### Task directions
Your task is to copy the listing exactly, with the pictures left out.

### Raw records
++++++++++
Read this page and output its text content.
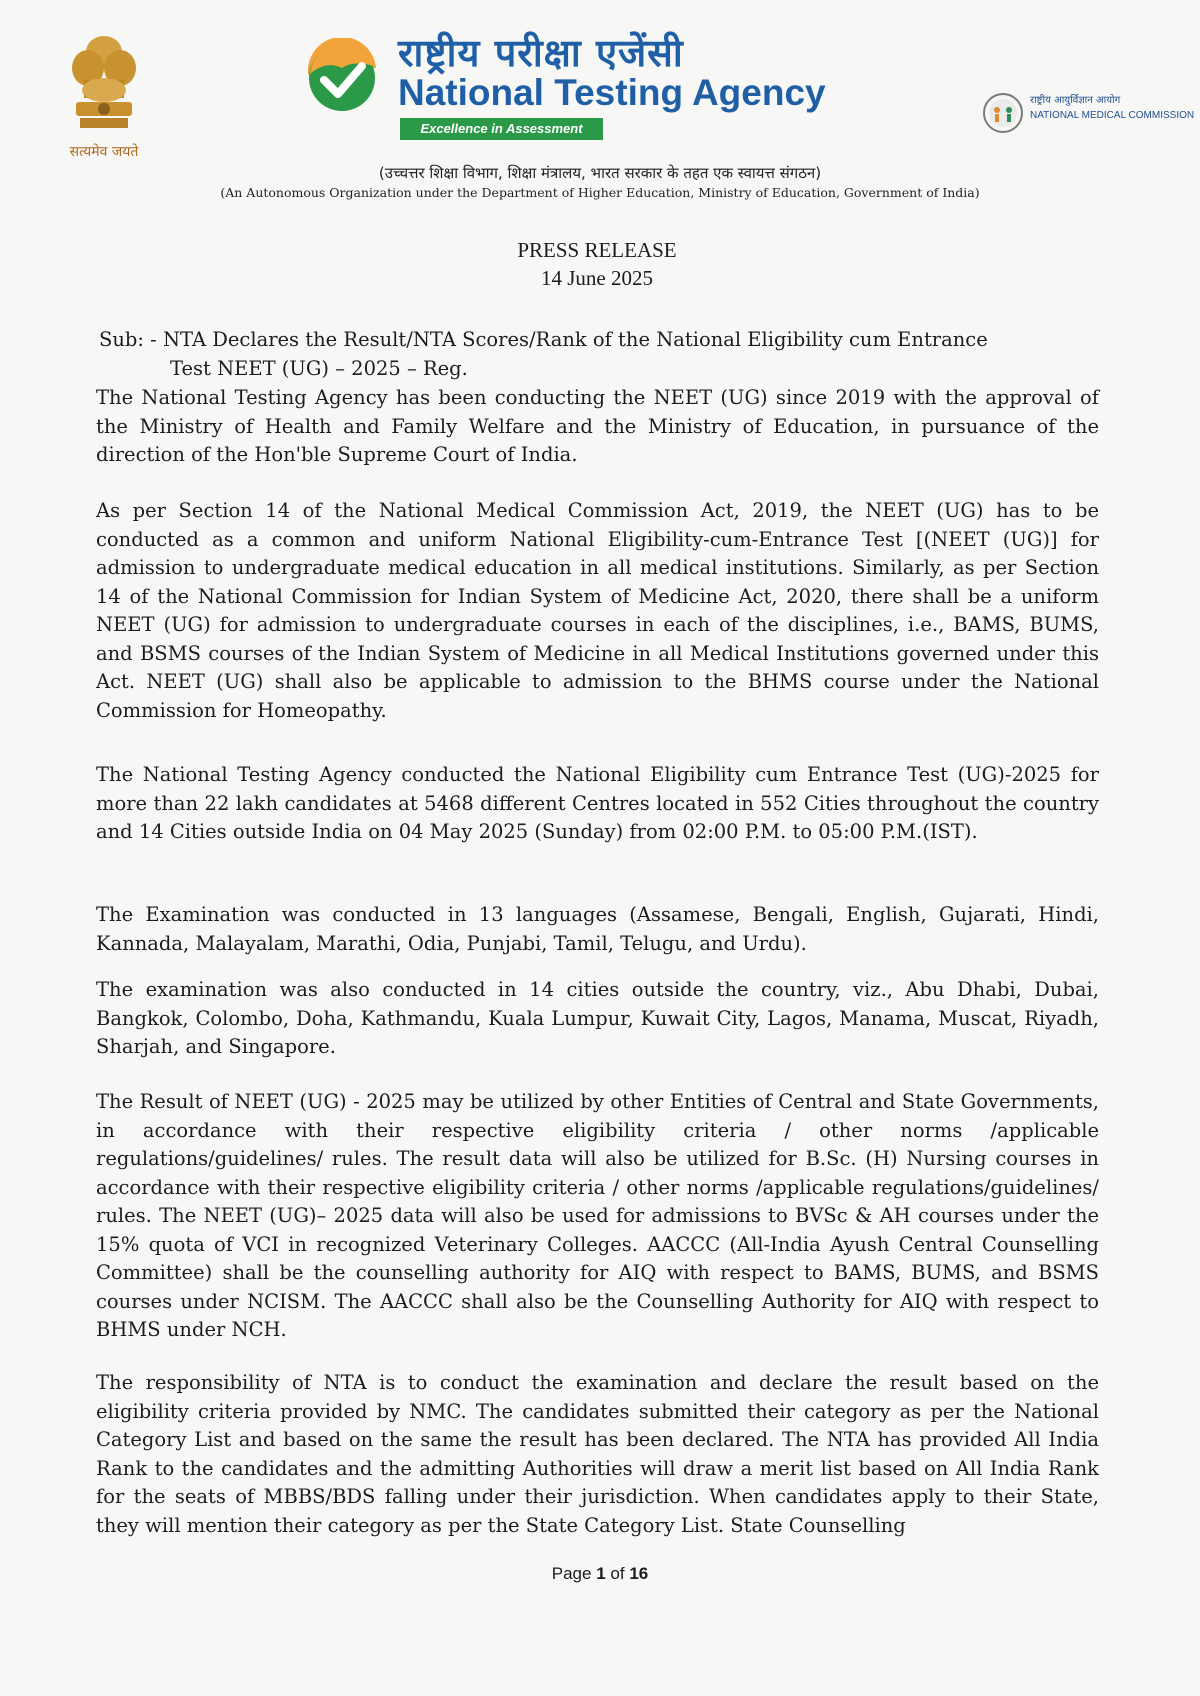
सत्यमेव जयते
राष्ट्रीय परीक्षा एजेंसी
National Testing Agency
Excellence in Assessment
राष्ट्रीय आयुर्विज्ञान आयोग
NATIONAL MEDICAL COMMISSION
(उच्चत्तर शिक्षा विभाग, शिक्षा मंत्रालय, भारत सरकार के तहत एक स्वायत्त संगठन)
(An Autonomous Organization under the Department of Higher Education, Ministry of Education, Government of India)
PRESS RELEASE
14 June 2025
Sub: - NTA Declares the Result/NTA Scores/Rank of the National Eligibility cum Entrance
Test NEET (UG) – 2025 – Reg.

The National Testing Agency has been conducting the NEET (UG) since 2019 with the approval of the Ministry of Health and Family Welfare and the Ministry of Education, in pursuance of the direction of the Hon'ble Supreme Court of India.

As per Section 14 of the National Medical Commission Act, 2019, the NEET (UG) has to be conducted as a common and uniform National Eligibility-cum-Entrance Test [(NEET (UG)] for admission to undergraduate medical education in all medical institutions. Similarly, as per Section 14 of the National Commission for Indian System of Medicine Act, 2020, there shall be a uniform NEET (UG) for admission to undergraduate courses in each of the disciplines, i.e., BAMS, BUMS, and BSMS courses of the Indian System of Medicine in all Medical Institutions governed under this Act. NEET (UG) shall also be applicable to admission to the BHMS course under the National Commission for Homeopathy.

The National Testing Agency conducted the National Eligibility cum Entrance Test (UG)-2025 for more than 22 lakh candidates at 5468 different Centres located in 552 Cities throughout the country and 14 Cities outside India on 04 May 2025 (Sunday) from 02:00 P.M. to 05:00 P.M.(IST).

The Examination was conducted in 13 languages (Assamese, Bengali, English, Gujarati, Hindi, Kannada, Malayalam, Marathi, Odia, Punjabi, Tamil, Telugu, and Urdu).

The examination was also conducted in 14 cities outside the country, viz., Abu Dhabi, Dubai, Bangkok, Colombo, Doha, Kathmandu, Kuala Lumpur, Kuwait City, Lagos, Manama, Muscat, Riyadh, Sharjah, and Singapore.

The Result of NEET (UG) - 2025 may be utilized by other Entities of Central and State Governments, in accordance with their respective eligibility criteria / other norms /applicable regulations/guidelines/ rules. The result data will also be utilized for B.Sc. (H) Nursing courses in accordance with their respective eligibility criteria / other norms /applicable regulations/guidelines/ rules. The NEET (UG)– 2025 data will also be used for admissions to BVSc & AH courses under the 15% quota of VCI in recognized Veterinary Colleges. AACCC (All-India Ayush Central Counselling Committee) shall be the counselling authority for AIQ with respect to BAMS, BUMS, and BSMS courses under NCISM. The AACCC shall also be the Counselling Authority for AIQ with respect to BHMS under NCH.

The responsibility of NTA is to conduct the examination and declare the result based on the eligibility criteria provided by NMC. The candidates submitted their category as per the National Category List and based on the same the result has been declared. The NTA has provided All India Rank to the candidates and the admitting Authorities will draw a merit list based on All India Rank for the seats of MBBS/BDS falling under their jurisdiction. When candidates apply to their State, they will mention their category as per the State Category List. State Counselling

Page 1 of 16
++++++++++
### Solution to this task
Read this page and output its text content.
सत्यमेव जयते
राष्ट्रीय परीक्षा एजेंसी
National Testing Agency
Excellence in Assessment
राष्ट्रीय आयुर्विज्ञान आयोग
NATIONAL MEDICAL COMMISSION
(उच्चत्तर शिक्षा विभाग, शिक्षा मंत्रालय, भारत सरकार के तहत एक स्वायत्त संगठन)
(An Autonomous Organization under the Department of Higher Education, Ministry of Education, Government of India)
PRESS RELEASE
14 June 2025
Sub: - NTA Declares the Result/NTA Scores/Rank of the National Eligibility cum Entrance
Test NEET (UG) – 2025 – Reg.

The National Testing Agency has been conducting the NEET (UG) since 2019 with the approval of the Ministry of Health and Family Welfare and the Ministry of Education, in pursuance of the direction of the Hon'ble Supreme Court of India.

As per Section 14 of the National Medical Commission Act, 2019, the NEET (UG) has to be conducted as a common and uniform National Eligibility-cum-Entrance Test [(NEET (UG)] for admission to undergraduate medical education in all medical institutions. Similarly, as per Section 14 of the National Commission for Indian System of Medicine Act, 2020, there shall be a uniform NEET (UG) for admission to undergraduate courses in each of the disciplines, i.e., BAMS, BUMS, and BSMS courses of the Indian System of Medicine in all Medical Institutions governed under this Act. NEET (UG) shall also be applicable to admission to the BHMS course under the National Commission for Homeopathy.

The National Testing Agency conducted the National Eligibility cum Entrance Test (UG)-2025 for more than 22 lakh candidates at 5468 different Centres located in 552 Cities throughout the country and 14 Cities outside India on 04 May 2025 (Sunday) from 02:00 P.M. to 05:00 P.M.(IST).

The Examination was conducted in 13 languages (Assamese, Bengali, English, Gujarati, Hindi, Kannada, Malayalam, Marathi, Odia, Punjabi, Tamil, Telugu, and Urdu).

The examination was also conducted in 14 cities outside the country, viz., Abu Dhabi, Dubai, Bangkok, Colombo, Doha, Kathmandu, Kuala Lumpur, Kuwait City, Lagos, Manama, Muscat, Riyadh, Sharjah, and Singapore.

The Result of NEET (UG) - 2025 may be utilized by other Entities of Central and State Governments, in accordance with their respective eligibility criteria / other norms /applicable regulations/guidelines/ rules. The result data will also be utilized for B.Sc. (H) Nursing courses in accordance with their respective eligibility criteria / other norms /applicable regulations/guidelines/ rules. The NEET (UG)– 2025 data will also be used for admissions to BVSc & AH courses under the 15% quota of VCI in recognized Veterinary Colleges. AACCC (All-India Ayush Central Counselling Committee) shall be the counselling authority for AIQ with respect to BAMS, BUMS, and BSMS courses under NCISM. The AACCC shall also be the Counselling Authority for AIQ with respect to BHMS under NCH.

The responsibility of NTA is to conduct the examination and declare the result based on the eligibility criteria provided by NMC. The candidates submitted their category as per the National Category List and based on the same the result has been declared. The NTA has provided All India Rank to the candidates and the admitting Authorities will draw a merit list based on All India Rank for the seats of MBBS/BDS falling under their jurisdiction. When candidates apply to their State, they will mention their category as per the State Category List. State Counselling

Page 1 of 16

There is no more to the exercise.